Task directions:
Find every line below that contains the word "RESEARCH" and copy it out.

━━━ The records ━━━

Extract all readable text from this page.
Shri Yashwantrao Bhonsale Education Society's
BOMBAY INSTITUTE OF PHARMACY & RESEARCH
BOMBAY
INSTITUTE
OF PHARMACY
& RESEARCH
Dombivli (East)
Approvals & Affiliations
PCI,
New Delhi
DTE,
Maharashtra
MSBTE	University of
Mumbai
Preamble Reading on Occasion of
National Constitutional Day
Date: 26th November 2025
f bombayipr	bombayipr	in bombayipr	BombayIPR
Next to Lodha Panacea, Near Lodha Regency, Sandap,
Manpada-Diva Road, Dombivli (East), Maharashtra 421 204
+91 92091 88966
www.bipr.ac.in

━━━

Correct output:
BOMBAY INSTITUTE OF PHARMACY & RESEARCH
& RESEARCH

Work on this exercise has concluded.